→ **Extrait du document**:
+--

Mais la victoire est amère: Sarkozy entre à l'Elysée quand son épouse Cécilia le quitte. Tout au long de cette campagne, « il a souffert comme j'ai rarement vu souffrir un homme » , confiera son amie Isabelle Balkany. C'est d'ailleurs Cécilia, qui refusait obstinément de sortir de chez elle, que le président-élu attendit désespérément au Fouquet's au soir de le victoire.Président jeune et moderne, Sarkozy introduit d'emblée une rupture radicale de style à l'Elysée. Il s'affiche en short grimpant quatre à quatre les marches du Château après son footing quotidien, s'accorde (sous couvert de rationaliser le budget élyséen) une confortable augmentation de salaire, n'hésite pas à rabrouer un râleur d'un « casse toi pov' con ». En l'espace de seulement quelques mois, il divorce de Cécilia, et tombe amoureux de Carla Bruni, ex-mannequin devenue chanteuse (qu'il épousera en février 2008). Le 19 octobre 2011, il devient aussi le premier président en exercice à avoir un enfant avec la naissance de Giulia.

+--

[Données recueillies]
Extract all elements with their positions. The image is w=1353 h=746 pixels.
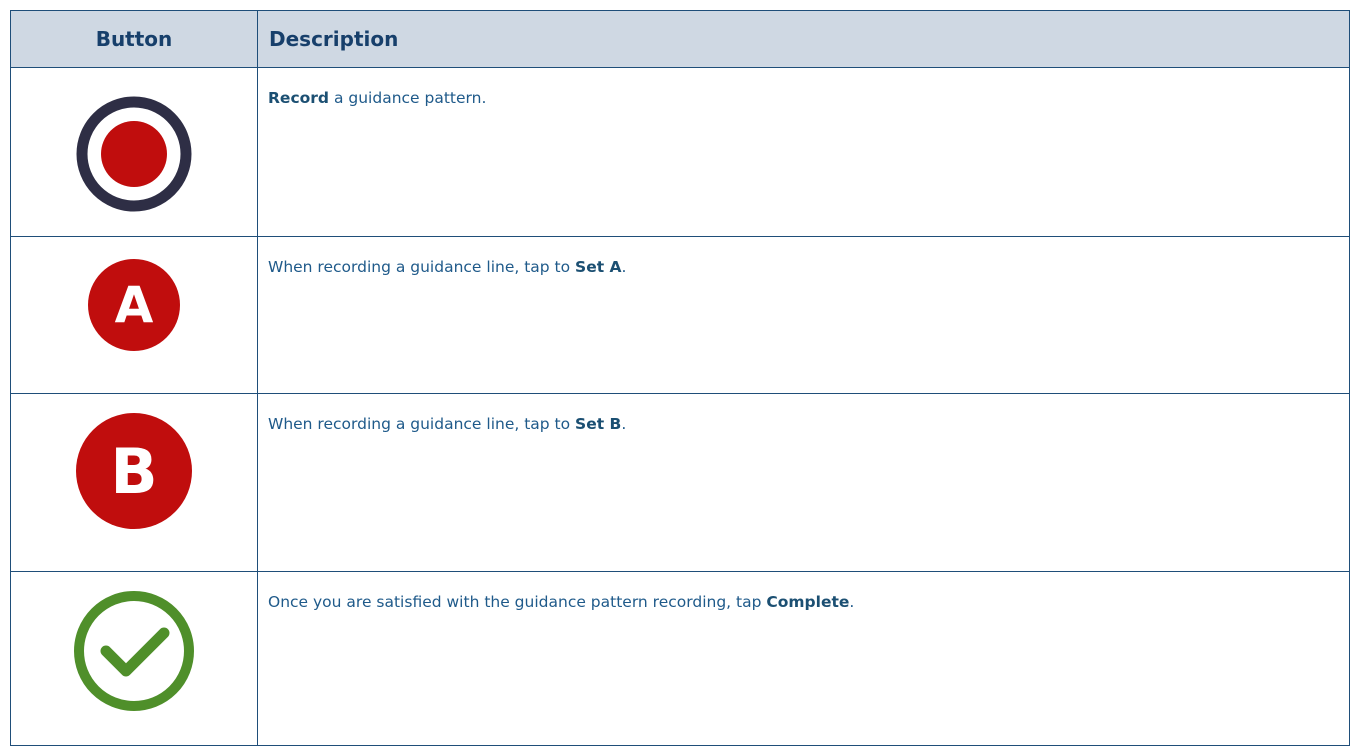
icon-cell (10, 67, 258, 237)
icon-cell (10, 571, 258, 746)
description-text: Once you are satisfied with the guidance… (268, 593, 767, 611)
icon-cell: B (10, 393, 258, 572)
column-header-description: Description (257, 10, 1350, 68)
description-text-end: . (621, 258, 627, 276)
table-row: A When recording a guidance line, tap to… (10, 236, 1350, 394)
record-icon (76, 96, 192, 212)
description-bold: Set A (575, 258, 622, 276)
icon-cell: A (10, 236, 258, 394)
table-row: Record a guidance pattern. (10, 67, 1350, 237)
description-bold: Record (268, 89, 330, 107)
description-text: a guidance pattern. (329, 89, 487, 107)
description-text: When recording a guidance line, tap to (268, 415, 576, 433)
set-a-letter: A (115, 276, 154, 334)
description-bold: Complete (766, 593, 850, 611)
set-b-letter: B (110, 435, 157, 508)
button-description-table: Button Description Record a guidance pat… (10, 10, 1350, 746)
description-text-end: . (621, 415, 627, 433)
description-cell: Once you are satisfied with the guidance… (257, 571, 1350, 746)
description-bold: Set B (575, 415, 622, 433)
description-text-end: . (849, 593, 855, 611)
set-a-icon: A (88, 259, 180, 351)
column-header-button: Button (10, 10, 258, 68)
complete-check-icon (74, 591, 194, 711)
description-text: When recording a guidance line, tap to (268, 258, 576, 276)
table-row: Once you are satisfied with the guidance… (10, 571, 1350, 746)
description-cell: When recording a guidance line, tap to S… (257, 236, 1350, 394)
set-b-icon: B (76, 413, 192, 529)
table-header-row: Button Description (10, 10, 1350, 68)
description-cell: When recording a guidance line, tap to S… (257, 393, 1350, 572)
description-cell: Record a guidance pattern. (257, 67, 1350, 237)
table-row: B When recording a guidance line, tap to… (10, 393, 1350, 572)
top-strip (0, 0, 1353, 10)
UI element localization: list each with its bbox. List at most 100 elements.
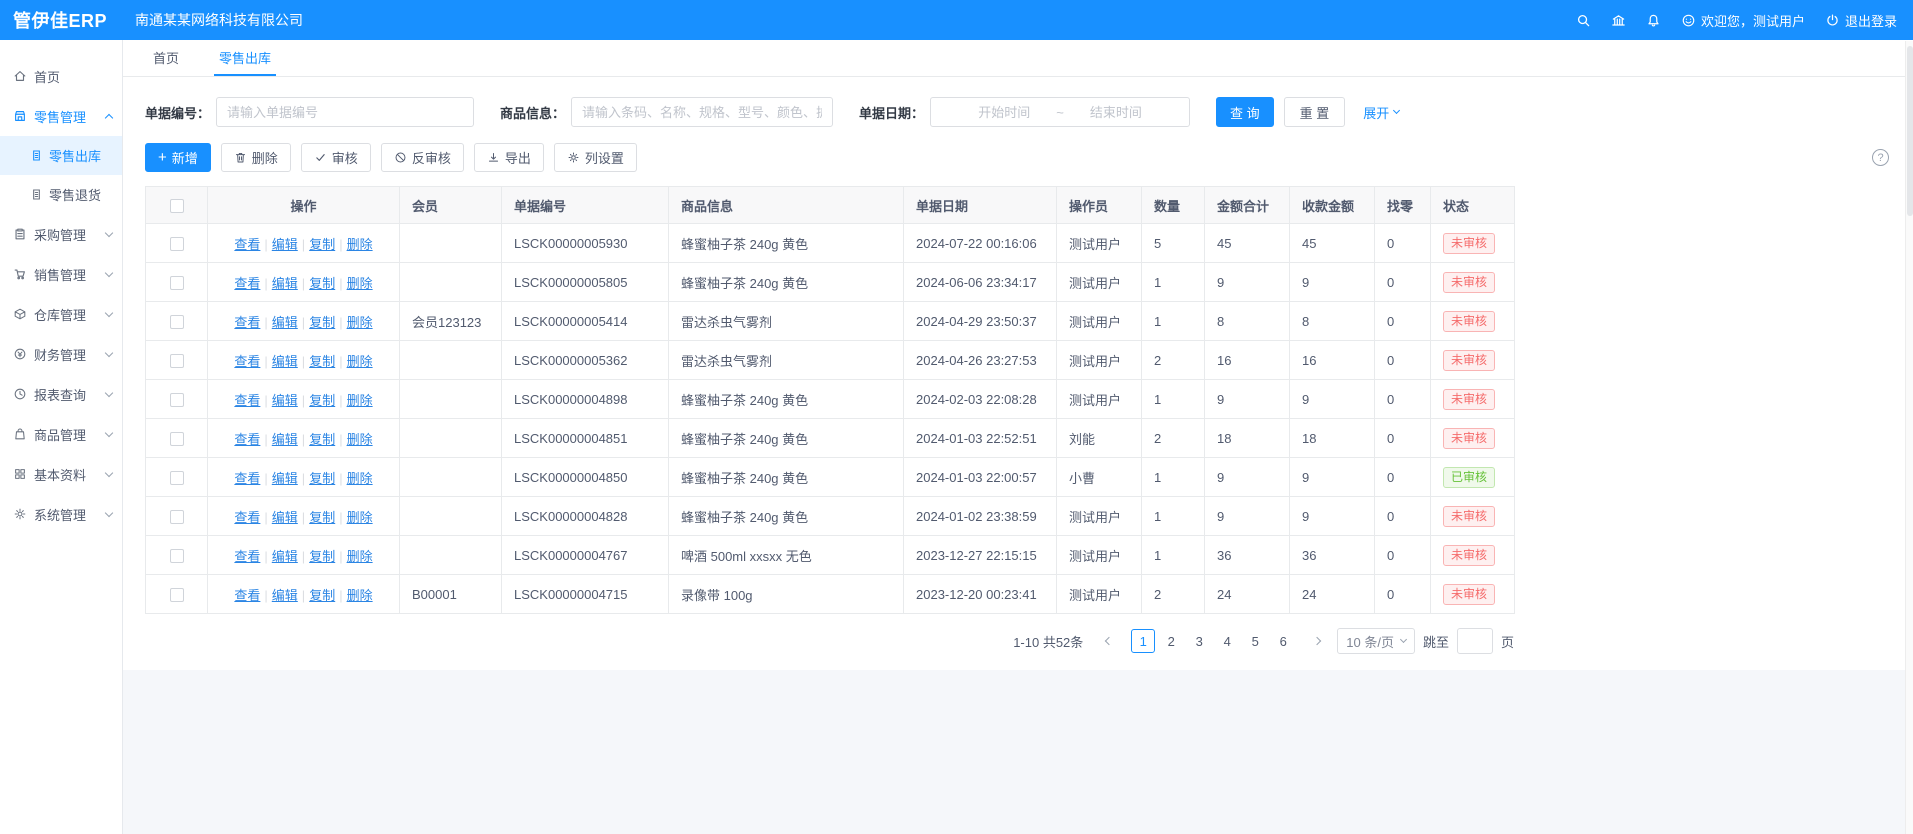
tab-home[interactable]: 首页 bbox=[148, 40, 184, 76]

+--

→ **Consigne**:
Relevez, s'il vous plaît, toutes les personnes désignées par un nom propre dans l'extrait sur Sarkozy, en reprenant chaque nom tel qu'il y apparaît. Seul l'extrait sur Sarkozy sert de source.

→ **Réponse**:
- Sarkozy
- Cécilia
- Isabelle Balkany
- Carla Bruni
- Giulia